___ RECORDS FOR THE TASK

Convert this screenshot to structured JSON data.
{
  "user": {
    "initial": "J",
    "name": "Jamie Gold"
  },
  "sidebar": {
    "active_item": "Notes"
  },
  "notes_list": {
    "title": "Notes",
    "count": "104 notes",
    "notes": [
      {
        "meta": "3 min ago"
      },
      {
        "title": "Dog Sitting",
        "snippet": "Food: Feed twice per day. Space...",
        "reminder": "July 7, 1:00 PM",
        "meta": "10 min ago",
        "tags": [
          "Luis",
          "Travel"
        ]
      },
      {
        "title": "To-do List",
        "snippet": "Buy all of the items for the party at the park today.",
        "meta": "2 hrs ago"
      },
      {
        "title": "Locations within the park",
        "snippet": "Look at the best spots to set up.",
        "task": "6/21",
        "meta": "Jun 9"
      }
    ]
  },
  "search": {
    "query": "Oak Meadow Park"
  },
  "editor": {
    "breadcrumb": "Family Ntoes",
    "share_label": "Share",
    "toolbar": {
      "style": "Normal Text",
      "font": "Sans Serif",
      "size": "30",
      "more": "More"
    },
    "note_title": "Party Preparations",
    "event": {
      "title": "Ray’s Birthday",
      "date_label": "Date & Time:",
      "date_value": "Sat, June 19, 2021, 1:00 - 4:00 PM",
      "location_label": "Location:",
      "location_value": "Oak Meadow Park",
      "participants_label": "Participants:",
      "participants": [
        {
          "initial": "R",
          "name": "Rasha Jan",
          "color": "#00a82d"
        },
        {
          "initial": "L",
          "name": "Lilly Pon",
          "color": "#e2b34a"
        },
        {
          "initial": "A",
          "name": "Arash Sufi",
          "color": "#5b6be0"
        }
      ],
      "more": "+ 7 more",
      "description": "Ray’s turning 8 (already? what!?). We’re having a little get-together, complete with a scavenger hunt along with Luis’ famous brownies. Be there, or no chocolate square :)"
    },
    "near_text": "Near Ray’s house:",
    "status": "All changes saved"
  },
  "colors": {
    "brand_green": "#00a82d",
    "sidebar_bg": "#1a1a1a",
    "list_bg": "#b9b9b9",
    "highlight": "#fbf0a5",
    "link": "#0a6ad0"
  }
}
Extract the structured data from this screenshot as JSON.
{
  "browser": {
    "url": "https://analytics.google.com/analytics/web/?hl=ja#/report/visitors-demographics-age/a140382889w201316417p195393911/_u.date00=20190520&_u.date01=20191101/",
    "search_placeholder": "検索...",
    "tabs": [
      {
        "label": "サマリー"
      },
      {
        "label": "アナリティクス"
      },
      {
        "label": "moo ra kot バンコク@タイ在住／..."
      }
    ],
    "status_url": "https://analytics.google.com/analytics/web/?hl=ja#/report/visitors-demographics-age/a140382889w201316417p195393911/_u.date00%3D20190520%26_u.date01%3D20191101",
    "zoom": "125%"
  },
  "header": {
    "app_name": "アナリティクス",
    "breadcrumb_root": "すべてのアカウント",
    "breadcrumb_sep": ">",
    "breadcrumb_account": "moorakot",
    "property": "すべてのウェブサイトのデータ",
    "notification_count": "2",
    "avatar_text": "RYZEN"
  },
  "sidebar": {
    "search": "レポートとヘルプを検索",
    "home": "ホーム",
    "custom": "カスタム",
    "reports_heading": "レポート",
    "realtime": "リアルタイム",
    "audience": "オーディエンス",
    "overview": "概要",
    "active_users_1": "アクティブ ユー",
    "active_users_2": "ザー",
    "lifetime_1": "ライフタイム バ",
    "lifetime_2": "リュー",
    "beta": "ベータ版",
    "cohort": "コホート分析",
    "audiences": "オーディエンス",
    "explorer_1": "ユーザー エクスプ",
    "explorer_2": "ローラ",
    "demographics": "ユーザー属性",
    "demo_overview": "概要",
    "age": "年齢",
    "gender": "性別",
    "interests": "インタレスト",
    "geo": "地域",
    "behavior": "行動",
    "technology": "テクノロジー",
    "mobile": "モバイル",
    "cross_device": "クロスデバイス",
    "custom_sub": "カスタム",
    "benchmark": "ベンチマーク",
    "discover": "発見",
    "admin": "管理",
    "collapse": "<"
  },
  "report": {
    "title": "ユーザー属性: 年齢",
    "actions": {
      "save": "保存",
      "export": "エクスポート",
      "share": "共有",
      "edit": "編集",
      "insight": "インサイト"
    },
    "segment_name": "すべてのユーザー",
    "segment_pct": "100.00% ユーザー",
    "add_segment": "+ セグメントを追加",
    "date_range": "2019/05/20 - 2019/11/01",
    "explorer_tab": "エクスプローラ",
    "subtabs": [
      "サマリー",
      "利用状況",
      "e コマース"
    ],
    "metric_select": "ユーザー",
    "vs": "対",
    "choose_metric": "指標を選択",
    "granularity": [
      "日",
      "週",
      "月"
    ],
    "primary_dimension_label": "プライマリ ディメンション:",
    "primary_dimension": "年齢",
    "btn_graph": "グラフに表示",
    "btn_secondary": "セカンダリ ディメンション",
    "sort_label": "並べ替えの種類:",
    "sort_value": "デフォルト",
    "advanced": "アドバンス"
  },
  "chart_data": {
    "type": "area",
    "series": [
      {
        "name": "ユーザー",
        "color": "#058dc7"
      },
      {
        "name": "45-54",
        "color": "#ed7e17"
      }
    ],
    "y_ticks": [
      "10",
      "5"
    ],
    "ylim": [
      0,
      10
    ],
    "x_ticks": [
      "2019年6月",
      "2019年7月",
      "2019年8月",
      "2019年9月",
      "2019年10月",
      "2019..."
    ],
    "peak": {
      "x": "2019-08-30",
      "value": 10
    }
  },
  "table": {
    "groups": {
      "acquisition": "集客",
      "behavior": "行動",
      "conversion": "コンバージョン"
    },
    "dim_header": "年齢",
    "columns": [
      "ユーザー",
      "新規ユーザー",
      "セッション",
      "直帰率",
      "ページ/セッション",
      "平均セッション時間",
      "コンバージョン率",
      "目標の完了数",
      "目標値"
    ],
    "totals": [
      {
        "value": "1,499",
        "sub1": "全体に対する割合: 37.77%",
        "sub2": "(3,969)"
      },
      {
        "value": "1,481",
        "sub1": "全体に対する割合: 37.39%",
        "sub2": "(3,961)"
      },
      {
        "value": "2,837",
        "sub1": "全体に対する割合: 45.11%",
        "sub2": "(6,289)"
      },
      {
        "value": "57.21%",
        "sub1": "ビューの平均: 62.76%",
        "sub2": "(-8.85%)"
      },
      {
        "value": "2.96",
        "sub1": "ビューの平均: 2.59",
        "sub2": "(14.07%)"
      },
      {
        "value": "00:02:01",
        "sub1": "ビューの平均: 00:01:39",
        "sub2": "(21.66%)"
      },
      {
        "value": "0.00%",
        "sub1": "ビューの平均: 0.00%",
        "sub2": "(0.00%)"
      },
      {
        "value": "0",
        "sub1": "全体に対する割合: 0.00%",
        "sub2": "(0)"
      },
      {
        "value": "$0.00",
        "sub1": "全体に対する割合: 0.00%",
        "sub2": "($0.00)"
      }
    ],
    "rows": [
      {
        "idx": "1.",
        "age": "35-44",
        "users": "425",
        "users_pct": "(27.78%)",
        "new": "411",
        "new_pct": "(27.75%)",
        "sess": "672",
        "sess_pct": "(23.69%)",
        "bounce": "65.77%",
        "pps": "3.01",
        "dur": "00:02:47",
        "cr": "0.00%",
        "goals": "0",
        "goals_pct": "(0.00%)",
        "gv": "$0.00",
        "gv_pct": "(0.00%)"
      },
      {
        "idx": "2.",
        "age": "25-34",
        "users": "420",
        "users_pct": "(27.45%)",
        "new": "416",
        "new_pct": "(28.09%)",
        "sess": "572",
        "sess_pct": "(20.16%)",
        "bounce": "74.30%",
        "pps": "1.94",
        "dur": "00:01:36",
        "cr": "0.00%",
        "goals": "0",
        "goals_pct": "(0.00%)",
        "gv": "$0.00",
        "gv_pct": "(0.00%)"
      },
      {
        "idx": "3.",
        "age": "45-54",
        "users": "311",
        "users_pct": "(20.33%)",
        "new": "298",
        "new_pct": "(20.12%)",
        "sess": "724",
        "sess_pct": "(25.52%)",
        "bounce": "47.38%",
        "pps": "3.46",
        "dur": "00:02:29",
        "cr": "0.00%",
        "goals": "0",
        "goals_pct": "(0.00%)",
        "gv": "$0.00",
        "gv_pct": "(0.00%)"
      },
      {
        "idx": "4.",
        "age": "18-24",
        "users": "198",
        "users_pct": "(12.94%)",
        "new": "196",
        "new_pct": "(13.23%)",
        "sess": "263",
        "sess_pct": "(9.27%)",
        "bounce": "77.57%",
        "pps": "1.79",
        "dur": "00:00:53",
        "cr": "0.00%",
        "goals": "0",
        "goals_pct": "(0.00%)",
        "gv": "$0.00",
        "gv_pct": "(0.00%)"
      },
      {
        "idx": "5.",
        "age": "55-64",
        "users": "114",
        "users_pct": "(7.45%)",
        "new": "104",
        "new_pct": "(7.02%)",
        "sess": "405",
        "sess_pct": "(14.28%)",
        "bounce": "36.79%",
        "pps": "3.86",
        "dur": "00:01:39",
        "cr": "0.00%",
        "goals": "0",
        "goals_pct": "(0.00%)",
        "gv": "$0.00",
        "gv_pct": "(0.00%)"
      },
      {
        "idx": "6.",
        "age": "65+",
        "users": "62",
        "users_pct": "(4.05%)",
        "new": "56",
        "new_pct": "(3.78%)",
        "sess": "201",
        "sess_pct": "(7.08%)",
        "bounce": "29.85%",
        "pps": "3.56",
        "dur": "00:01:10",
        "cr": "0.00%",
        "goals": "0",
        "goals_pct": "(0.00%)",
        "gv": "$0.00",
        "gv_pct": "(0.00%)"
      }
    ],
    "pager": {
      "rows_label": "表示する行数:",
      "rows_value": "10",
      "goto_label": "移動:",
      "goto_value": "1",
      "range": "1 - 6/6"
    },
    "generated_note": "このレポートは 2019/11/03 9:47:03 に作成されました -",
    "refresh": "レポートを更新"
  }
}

______

SET TASK »
Scan the material above for the word "meta". Copy each line where it occurs.

TASK RESULT »
        "meta": "3 min ago"
        "meta": "10 min ago",
        "meta": "2 hrs ago"
        "meta": "Jun 9"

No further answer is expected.